• CE QUI EST DEMANDÉ:
(A) Répondez à ces questions à partir du texte sur le retrait de la pétition du Dr. Navin Ramgoolam :
(i) Qui mène le panel légal du Parti travailliste ?
(ii) Vers quand un jugement est-il attendu dans l’affaire de la pétition de Suren Dayal ?
(iii) Dans quelle circonscription se trouvaient les élus dont le Dr. Ramgoolam contestait l’élection ?
(B) Recopiez le passage du texte sur le retrait de la pétition du Dr. Navin Ramgoolam qui va de « - Le Dr. Ramgoolam » jusqu’à « prochaines élections générales. » inclus.

• TEXTE FOURNI:
--------------------------------------------------

- Le Dr. Ramgoolam maintient qu’il est toujours convaincu que les dernières élections étaient « entachées d’irrégularités » et qu’il continue son combat pour s’assurer que les prochaines élections soient ‘free and fair’.
La nouvelle est tombée au courant de la semaine : le Dr. Navin Ramgoolam a annoncé le retrait de sa pétition électorale au niveau de la Cour suprême. Dans son communiqué en date du 6 octobre, le leader du Parti travailliste (PTr) explique le retrait de cette pétition pour des raisons tactiques, basé sur les conseils de son panel légal, mené par Me Gavin Glover, Senior Counsel. En effet, si un jugement de la Cour suprême intervient, dans n’importe quel sens, il y aura forcément appel devant le Privy Council, qui ne pourra rendre son jugement qu’en 2024, soit l’année des prochaines élections générales.
Qui plus est, le Dr. Navin Ramgoolam explique que la pétition de Suren Dayal, qui est déjà devant le Privy Council, reprend les mêmes points qu’il avait soulevés dans sa pétition. En outre, un jugement dans cette affaire interviendra l’année prochaine, vers juin. Le panel légal du PTr préfère donc se focaliser sur cette pétition qu’il considère d’une « importance capitale ». Le Dr. Ramgoolam maintient qu’il est toujours convaincu que les dernières élections étaient « entachées d’irrégularités » et qu’il continue son combat pour s’assurer que les prochaines élections soient ‘free and fair’.
Pour rappel, le Dr. Navin Ramgoolam avait présenté une pétition électorale en Cour contestant l’élection de Vikram Hurdoyal, de Zahid Nazurally et de Soomilduth Bholah dans la circonscription no 10 (Montagne-Blache / GRSE) dans le sillage des élections générales de 2019. Il avait demandé l’invalidation de ces élections ou à défaut, que la cour ordonne un ‘recount’. Selon le Dr. Ramgoolam, il avait décelé plusieurs irrégularités dans ces élections qui selon lui, étaient loin d’être ‘free and fair’.

--------------------------------------------------

(Extrait d’un jeu de données)
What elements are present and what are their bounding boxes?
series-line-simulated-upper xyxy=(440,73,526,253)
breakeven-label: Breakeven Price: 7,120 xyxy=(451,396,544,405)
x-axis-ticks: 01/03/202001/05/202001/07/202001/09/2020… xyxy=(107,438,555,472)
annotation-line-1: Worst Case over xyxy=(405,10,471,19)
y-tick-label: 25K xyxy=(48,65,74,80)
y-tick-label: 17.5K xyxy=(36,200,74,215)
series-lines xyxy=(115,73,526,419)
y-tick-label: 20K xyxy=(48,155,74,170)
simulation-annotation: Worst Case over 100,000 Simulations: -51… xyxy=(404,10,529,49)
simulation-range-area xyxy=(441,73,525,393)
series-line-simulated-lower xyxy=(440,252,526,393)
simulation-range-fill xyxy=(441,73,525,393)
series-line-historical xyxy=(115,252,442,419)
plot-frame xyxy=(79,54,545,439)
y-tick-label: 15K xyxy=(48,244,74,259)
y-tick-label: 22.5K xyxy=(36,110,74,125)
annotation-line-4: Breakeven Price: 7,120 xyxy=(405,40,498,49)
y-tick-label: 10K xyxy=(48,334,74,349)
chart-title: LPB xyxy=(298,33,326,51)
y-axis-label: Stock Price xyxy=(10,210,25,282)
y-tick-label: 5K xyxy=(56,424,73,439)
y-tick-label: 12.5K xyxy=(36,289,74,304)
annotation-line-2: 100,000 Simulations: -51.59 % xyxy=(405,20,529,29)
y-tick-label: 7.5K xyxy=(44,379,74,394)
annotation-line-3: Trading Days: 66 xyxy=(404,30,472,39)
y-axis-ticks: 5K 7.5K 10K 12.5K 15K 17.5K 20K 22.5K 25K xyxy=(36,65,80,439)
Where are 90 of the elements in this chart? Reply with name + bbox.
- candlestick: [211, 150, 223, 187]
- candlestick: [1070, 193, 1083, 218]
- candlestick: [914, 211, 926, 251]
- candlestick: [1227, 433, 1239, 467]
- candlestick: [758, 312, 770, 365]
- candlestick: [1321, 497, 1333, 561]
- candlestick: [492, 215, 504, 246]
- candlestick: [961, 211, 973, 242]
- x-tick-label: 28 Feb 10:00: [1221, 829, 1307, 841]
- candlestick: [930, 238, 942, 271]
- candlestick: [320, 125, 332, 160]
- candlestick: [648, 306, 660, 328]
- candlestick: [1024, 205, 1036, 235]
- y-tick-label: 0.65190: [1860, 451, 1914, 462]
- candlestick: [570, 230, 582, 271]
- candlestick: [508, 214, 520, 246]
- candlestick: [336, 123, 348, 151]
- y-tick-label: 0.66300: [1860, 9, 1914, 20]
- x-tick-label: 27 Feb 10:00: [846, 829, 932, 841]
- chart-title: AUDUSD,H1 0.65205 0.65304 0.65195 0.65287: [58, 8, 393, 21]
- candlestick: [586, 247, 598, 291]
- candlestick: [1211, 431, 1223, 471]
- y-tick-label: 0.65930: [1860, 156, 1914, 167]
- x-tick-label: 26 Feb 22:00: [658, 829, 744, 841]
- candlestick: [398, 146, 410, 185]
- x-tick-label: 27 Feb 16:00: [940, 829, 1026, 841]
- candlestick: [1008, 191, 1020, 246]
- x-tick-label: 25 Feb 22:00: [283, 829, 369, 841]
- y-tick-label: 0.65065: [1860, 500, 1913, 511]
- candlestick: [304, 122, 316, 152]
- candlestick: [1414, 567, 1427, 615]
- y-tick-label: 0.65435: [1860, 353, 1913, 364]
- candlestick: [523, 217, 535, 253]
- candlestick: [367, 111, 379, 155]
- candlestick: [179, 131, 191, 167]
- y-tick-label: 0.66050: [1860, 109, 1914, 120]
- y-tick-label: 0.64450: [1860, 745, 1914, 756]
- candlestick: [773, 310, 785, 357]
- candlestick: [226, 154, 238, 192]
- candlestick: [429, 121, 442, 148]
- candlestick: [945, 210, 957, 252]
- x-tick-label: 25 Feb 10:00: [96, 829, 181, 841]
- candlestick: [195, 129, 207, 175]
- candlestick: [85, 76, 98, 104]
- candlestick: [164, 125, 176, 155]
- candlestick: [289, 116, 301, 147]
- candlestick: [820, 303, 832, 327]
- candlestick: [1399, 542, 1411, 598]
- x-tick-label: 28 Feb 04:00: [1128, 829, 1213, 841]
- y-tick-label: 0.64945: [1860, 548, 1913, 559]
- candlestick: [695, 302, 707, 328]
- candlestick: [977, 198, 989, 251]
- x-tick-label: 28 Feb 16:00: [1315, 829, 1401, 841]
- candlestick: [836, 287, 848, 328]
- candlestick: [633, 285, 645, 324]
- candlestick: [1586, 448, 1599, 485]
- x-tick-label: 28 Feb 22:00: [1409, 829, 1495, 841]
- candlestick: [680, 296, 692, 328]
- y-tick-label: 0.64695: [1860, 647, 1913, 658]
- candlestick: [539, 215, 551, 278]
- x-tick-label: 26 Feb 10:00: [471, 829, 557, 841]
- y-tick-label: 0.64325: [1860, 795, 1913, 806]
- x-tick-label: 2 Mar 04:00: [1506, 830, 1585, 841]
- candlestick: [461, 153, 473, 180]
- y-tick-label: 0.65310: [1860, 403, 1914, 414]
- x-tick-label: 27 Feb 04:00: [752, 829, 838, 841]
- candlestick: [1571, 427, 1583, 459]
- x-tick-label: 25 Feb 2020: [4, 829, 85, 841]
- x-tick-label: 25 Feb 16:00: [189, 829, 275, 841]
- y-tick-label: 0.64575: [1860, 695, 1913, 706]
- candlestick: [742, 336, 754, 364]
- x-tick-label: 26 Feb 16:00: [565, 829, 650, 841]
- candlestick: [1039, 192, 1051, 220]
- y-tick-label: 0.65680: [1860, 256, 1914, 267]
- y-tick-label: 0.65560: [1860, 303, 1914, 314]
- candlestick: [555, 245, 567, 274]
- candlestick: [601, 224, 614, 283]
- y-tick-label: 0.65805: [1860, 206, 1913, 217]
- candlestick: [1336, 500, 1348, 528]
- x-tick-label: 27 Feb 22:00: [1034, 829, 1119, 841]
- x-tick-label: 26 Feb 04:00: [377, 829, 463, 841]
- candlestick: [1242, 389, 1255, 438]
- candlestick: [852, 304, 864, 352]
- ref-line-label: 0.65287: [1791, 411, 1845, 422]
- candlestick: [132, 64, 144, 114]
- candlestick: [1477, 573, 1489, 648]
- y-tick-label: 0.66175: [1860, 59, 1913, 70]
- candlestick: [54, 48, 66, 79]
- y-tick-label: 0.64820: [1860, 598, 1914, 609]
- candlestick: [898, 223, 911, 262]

--------------------------------------------------

• RÉPONSES DANS L’ORDRE:
(A)
(i) Me Gavin Glover, Senior Counsel.
(ii) L’année prochaine, vers juin.
(iii) Dans la circonscription no 10 (Montagne-Blache / GRSE).

(B)
- Le Dr. Ramgoolam maintient qu’il est toujours convaincu que les dernières élections étaient « entachées d’irrégularités » et qu’il continue son combat pour s’assurer que les prochaines élections soient ‘free and fair’.
La nouvelle est tombée au courant de la semaine : le Dr. Navin Ramgoolam a annoncé le retrait de sa pétition électorale au niveau de la Cour suprême. Dans son communiqué en date du 6 octobre, le leader du Parti travailliste (PTr) explique le retrait de cette pétition pour des raisons tactiques, basé sur les conseils de son panel légal, mené par Me Gavin Glover, Senior Counsel. En effet, si un jugement de la Cour suprême intervient, dans n’importe quel sens, il y aura forcément appel devant le Privy Council, qui ne pourra rendre son jugement qu’en 2024, soit l’année des prochaines élections générales.